Instruksi a = Apakah tiap pernyataan ini sesuai dengan kutipan teks tentang ekonomi Indonesia? Jawab ya atau tidak, lalu kutip persis kata-kata teks yang menentukan. (i) Pada 2016 pertumbuhan ekonomi naik dibanding tahun 2015. (ii) Belanja pemerintah ikut mendorong pertumbuhan ekonomi sepanjang 2016. (iii) Pertumbuhan PDB riil diperkirakan mencapai 5,3 persen pada 2018.

Kutipan Teks =
───

- Pertumbuhan
ekonomi bertambah untuk pertama kalinya dalam lima tahun terakhir, naik menjadi
5.0 persen pada tahun 2016 dari 4,9 persen pada 2015, meski ketidakpastian
kebijakan global masih tinggi. Rupiah yang stabil, inflasi yang rendah,
turunnya angka pengangguran dan naiknya upah riil mengangkat kepercayaan
konsumen dan konsumsi swasta. Sebaliknya, belanja pemerintah dan pertumbuhan
investasi melambat menjadi penghambat pertumbuhan ekonomi untuk 2016 secara
keseluruhan.
- Fondasi ekonomi
Indonesia tetap kokoh, didukung tingkat pertumbuhan ekonomi yang kuat, defisit
neraca berjalan dan tingkat pengangguran beberapa tahun terakhir yang rendah
dalam, defisit fiskal yang terjaga baik, serta inflasi yang rendah. Kemiskinan
dan ketimpangan juga menurun pada tahun 2016.
- Kredibilitas
fiskal yang menguat dengan adanya pemangkasan belanja pemerintah, serta sasaran
yang lebih bisa dicapai dalam APBN 2017, memperkuat kepercayaan investor.
Defisit fiskal pada tahun 2016 sebesar 2,5 persen dari PDB, lebih rendah dari
perkiraan sebesar 2,6 persen di tahun 2015.
- Defisit neraca
berjalan saat ini berada di tingkat terendah dalam 5 tahun terakhir, yaitu 0.8%
dari PDB pada kuartal keempat 2016, karena ekspor manufaktur menguat. Untuk
tahun 2016 secara keseluruhan, defisit neraca berjalan berkurang dari 1,8% dari
2.0% pada tahun 2015.
- Pertumbuhan PDB
riil diproyeksikan naik menjadi 5,2 persen di tahun 2017, dan mencapai 5,3
persen pada 2018. Konsumsi rumahtangga diproyeksikan semakin baik dengan adanya
Rupiah yang stabil, upah riil lebih tinggi dan terus menurunnya angka
pengangguran. Pertumbuhan investasi swasta diproyeksikan naik seiring pulihnya
harga-harga komoditas, serta dampak kemudahan moneter pada tahun 2016 dan mulai
berdampaknya reformasi ekonomi belakangan ini. Harga komoditas yang lebih
tinggi juga akan mengurangi hambatan fiskal dan mengangkat belanja pemerintah,
sementara pertumbuhan global yang lebih kuat akan mendorong ekspor.

───

Kutipan Catatan =
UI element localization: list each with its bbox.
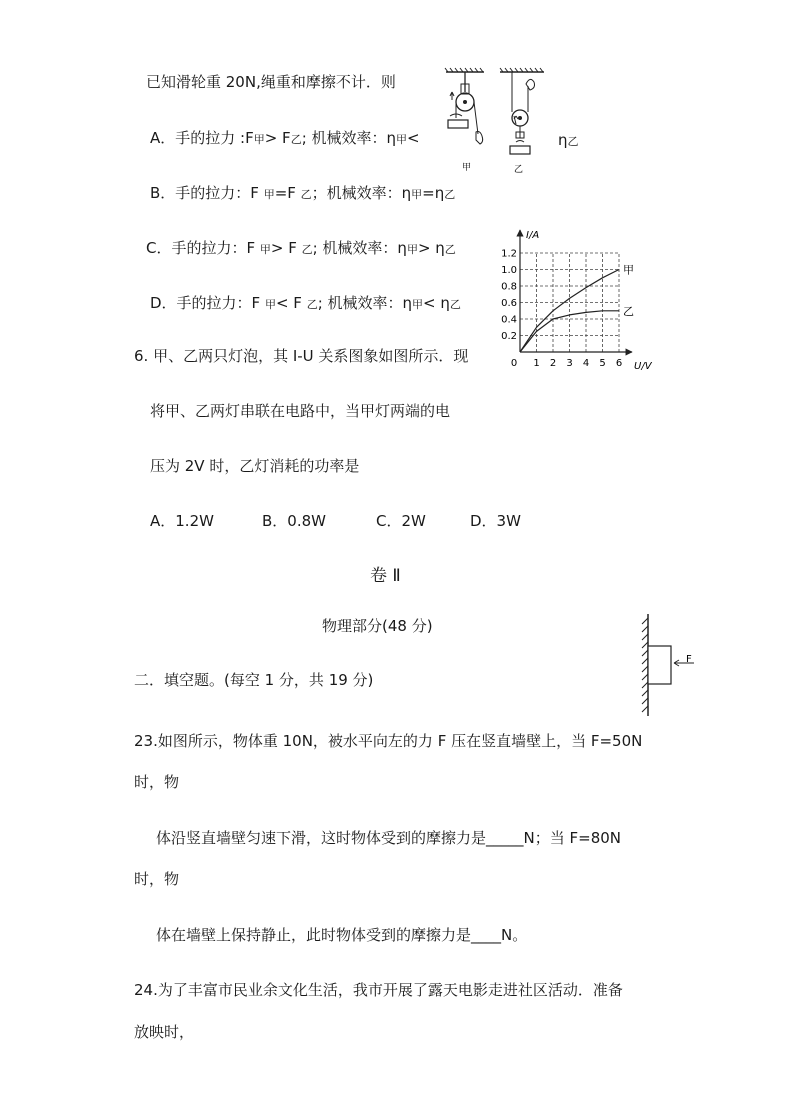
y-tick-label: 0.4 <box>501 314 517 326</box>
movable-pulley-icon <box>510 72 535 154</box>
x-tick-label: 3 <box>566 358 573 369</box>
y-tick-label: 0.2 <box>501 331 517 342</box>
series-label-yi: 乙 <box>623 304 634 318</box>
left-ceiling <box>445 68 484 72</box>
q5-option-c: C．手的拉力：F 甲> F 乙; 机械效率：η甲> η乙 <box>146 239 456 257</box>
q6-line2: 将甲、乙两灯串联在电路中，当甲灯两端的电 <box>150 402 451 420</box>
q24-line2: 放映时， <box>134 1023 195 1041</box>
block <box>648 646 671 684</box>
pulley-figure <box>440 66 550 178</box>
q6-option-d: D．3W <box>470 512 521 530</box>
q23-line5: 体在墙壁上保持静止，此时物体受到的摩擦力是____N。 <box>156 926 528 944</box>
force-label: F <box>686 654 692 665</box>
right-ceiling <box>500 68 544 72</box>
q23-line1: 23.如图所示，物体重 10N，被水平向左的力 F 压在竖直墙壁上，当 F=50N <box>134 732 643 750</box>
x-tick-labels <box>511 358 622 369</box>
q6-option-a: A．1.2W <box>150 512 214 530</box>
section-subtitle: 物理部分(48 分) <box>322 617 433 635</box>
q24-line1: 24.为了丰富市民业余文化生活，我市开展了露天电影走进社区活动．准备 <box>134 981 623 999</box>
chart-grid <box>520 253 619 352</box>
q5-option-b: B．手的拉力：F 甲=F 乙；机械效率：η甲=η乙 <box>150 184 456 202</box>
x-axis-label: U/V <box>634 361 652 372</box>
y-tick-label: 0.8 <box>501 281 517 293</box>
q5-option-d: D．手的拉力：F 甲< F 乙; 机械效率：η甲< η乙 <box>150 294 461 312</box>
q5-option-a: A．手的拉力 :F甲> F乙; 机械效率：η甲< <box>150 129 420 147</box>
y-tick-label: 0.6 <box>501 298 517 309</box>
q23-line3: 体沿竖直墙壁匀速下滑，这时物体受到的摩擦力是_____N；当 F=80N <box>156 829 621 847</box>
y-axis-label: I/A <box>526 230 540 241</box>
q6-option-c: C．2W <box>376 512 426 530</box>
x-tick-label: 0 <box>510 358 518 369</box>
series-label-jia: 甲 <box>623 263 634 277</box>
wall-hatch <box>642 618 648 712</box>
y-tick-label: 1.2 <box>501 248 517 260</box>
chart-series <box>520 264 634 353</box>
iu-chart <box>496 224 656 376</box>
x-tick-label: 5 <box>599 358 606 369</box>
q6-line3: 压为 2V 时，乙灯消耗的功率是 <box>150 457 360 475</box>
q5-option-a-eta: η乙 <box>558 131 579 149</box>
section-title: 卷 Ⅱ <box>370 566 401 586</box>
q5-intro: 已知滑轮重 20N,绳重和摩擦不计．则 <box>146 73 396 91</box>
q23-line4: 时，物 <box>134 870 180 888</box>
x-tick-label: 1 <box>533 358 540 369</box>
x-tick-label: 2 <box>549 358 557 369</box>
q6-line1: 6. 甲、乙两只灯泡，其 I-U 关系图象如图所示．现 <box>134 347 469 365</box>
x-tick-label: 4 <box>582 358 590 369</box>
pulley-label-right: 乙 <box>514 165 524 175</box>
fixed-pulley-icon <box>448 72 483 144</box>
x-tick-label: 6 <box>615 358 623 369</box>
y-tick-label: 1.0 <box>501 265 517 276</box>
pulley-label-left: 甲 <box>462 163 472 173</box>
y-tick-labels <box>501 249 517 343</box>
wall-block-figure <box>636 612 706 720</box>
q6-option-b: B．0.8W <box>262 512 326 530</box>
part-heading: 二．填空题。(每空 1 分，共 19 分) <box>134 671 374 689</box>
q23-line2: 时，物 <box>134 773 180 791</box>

───

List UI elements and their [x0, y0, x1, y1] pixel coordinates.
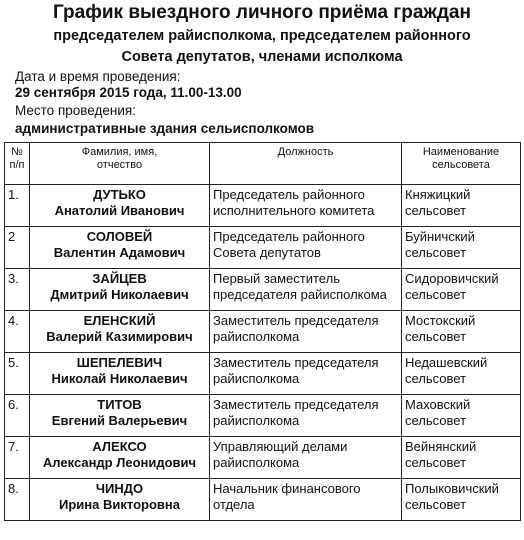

───

Instruksi b = Tulis ulang persis bagian catatan yang dimulai dari baris berisi "UI element localization: list" dan berakhir di baris berisi "force-label: F <box>686 654 692 665</box>", termasuk kedua baris itu. Gambarnya jangan ikut dimasukkan ke jawaban.

Jawaban Benar a =
(i) Ya: "naik menjadi 5.0 persen pada tahun 2016 dari 4,9 persen pada 2015"
(ii) Tidak: "belanja pemerintah dan pertumbuhan investasi melambat menjadi penghambat pertumbuhan ekonomi untuk 2016 secara keseluruhan"
(iii) Ya: "mencapai 5,3 persen pada 2018"

Jawaban Benar b =
UI element localization: list each with its bbox.
y-tick-label: 0.4 <box>501 314 517 326</box>
movable-pulley-icon <box>510 72 535 154</box>
x-tick-label: 3 <box>566 358 573 369</box>
y-tick-label: 0.2 <box>501 331 517 342</box>
series-label-yi: 乙 <box>623 304 634 318</box>
left-ceiling <box>445 68 484 72</box>
q5-option-c: C．手的拉力：F 甲> F 乙; 机械效率：η甲> η乙 <box>146 239 456 257</box>
q6-line2: 将甲、乙两灯串联在电路中，当甲灯两端的电 <box>150 402 451 420</box>
q24-line2: 放映时， <box>134 1023 195 1041</box>
block <box>648 646 671 684</box>
pulley-figure <box>440 66 550 178</box>
q6-option-d: D．3W <box>470 512 521 530</box>
q23-line5: 体在墙壁上保持静止，此时物体受到的摩擦力是____N。 <box>156 926 528 944</box>
force-label: F <box>686 654 692 665</box>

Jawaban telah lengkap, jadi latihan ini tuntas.